> Texte proposé:
# # # # # # #
En attendant, des négociations intenses sont en cours entre le gouvernement et la droite. Retailleau affirme que la droite veut savoir si la majorité présidentielle aura le courage d'accepter, malgré ses désaccords internes, le texte tel qu'approuvé par les sénateurs.

Les sénateurs ont notamment supprimé l'Aide médicale d'État (AME) pour les sans-papiers, transformée en Aide médicale d'urgence. Sur ce point, Retailleau suggère que le sujet soit traité dans un autre texte « en tout début d'année ».

Un autre point de friction concerne la durée de résidence requise pour bénéficier des allocations familiales, que la droite veut fixer à cinq ans.

« La marge de négociation pourrait être de différencier les étrangers travaillant et cotisant de ceux ne travaillant pas et ne cotisant pas », précise-t-il.

Cependant, LR refuse catégoriquement d'accepter une mesure de régularisation des travailleurs sans papiers dans les métiers en tension moins restrictive que celle votée par les sénateurs.

« Ce serait une prime à la fraude et un appel d'air que nous n'accepterons pas », prévient Retailleau.

Parmi d'autres exigences de la droite, il mentionne également « le rétablissement du délit de séjour irrégulier » et exclut toute facilitation de l'accès au marché du travail pour certains demandeurs d'asile.

Il explique également que, lors des négociations actuelles, « une bonne partie de nos échanges a porté sur le code de la nationalité », que la droite souhaite durcir malgré la réticence de la majorité.
# # # # # # #
> Travail demandé:
a: Relevez tous les passages placés entre guillemets dans le texte proposé.
b: Rédigez la suite du texte sur les négociations entre le gouvernement et la droite, à partir de sa dernière phrase.
Les données enregistrées ci-dessous n'interviennent en rien dans cet exercice.

(Données enregistrées)
# # # # # # #
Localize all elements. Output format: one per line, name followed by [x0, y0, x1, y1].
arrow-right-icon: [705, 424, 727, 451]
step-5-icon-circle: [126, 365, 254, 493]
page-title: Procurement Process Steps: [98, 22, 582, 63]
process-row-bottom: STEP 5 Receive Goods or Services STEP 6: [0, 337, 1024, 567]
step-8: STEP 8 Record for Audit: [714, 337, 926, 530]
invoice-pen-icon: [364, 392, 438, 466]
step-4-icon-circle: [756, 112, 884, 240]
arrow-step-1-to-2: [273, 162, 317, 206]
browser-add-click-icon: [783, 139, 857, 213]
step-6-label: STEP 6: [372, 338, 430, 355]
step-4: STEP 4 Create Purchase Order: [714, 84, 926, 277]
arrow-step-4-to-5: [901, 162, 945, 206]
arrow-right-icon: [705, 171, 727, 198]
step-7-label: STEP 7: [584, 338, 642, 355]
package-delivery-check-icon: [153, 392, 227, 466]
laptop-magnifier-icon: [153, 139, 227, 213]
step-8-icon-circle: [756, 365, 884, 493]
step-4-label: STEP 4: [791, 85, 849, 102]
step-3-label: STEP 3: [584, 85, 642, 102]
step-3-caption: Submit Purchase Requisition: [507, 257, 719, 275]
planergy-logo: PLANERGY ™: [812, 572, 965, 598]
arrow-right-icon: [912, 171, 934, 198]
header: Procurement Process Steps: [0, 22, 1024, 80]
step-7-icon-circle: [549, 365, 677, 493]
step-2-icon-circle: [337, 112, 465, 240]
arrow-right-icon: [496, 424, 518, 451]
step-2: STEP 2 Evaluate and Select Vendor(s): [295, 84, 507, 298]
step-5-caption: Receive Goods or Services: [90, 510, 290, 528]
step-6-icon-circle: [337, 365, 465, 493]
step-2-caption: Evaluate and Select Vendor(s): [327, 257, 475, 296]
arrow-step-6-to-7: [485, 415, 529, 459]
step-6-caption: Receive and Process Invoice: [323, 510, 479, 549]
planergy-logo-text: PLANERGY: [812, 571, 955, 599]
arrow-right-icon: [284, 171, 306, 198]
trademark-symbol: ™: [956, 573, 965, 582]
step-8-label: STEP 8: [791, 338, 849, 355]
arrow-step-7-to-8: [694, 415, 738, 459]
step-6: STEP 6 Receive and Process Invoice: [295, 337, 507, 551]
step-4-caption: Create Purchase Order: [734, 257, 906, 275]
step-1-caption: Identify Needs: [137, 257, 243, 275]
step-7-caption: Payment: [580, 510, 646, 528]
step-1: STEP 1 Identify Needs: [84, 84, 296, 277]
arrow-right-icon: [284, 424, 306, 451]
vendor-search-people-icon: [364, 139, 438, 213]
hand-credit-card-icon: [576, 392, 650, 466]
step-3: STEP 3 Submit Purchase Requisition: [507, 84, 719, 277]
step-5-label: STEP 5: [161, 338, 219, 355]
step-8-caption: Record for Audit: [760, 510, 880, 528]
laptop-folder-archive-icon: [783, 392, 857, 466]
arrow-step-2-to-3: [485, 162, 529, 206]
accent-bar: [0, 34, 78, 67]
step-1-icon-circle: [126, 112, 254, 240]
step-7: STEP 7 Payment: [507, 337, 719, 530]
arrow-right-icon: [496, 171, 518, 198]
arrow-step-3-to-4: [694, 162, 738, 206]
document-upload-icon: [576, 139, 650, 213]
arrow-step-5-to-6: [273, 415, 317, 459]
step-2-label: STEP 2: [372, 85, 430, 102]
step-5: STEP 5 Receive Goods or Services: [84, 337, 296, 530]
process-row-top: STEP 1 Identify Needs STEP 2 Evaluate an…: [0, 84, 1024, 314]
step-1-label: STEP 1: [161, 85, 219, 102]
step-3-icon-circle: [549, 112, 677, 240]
# # # # # # #
> Réponses dans l'ordre:
a:
- « en tout début d'année »
- « La marge de négociation pourrait être de différencier les étrangers travaillant et cotisant de ceux ne travaillant pas et ne cotisant pas »
- « Ce serait une prime à la fraude et un appel d'air que nous n'accepterons pas »
- « le rétablissement du délit de séjour irrégulier »
- « une bonne partie de nos échanges a porté sur le code de la nationalité »

b:
Sans tous ces points abordés dans l'interview, Retailleau estime que « le texte du Sénat est dénaturé et que, par conséquent, il ne pourra y avoir d'accord ».

Macron appelle à un « compromis intelligent »

Emmanuel Macron a appelé vendredi à un « compromis intelligent » sur la loi immigration « au service de l'intérêt général », précisant qu'il tirerait « les conséquences » du résultat des négociations en cours avec l'opposition de droite au Parlement.

"Ce ne serait pas sérieux de traiter un texte sensible au 49.3 alors que les oppositions ont tout fait pour qu'il n'y ait pas de débat", a dit le chef de l'Etat depuis Bruxelles en référence à l'article de la Constitution permettant d'imposer un projet de loi sans vote, qu'il a utilisé pour les retraites mais exclu pour l'immigration.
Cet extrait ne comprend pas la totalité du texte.